Job: Present every line in which the string "Directeur" appears.
— start of Information given —
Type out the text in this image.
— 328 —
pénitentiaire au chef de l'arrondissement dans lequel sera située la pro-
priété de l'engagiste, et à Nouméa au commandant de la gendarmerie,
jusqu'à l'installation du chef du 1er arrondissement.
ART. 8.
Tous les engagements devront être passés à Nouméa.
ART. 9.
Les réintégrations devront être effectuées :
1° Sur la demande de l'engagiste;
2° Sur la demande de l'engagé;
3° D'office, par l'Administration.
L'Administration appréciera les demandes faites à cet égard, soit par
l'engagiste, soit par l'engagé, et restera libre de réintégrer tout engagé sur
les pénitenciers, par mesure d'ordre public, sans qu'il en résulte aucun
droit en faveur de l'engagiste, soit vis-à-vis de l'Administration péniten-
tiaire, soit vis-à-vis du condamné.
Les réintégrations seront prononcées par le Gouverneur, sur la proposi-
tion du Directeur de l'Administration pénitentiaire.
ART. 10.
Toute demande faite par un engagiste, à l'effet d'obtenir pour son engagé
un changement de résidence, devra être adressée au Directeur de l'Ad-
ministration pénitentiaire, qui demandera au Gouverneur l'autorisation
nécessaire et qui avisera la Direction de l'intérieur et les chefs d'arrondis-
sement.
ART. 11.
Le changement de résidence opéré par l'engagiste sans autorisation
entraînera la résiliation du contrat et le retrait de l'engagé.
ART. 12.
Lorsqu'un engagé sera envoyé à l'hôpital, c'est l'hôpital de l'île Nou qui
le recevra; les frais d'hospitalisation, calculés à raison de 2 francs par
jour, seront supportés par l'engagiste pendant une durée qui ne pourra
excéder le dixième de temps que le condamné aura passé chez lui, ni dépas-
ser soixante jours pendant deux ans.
— end of Information given —
Solution below:
tion du Directeur de l'Administration pénitentiaire.
un changement de résidence, devra être adressée au Directeur de l'Ad-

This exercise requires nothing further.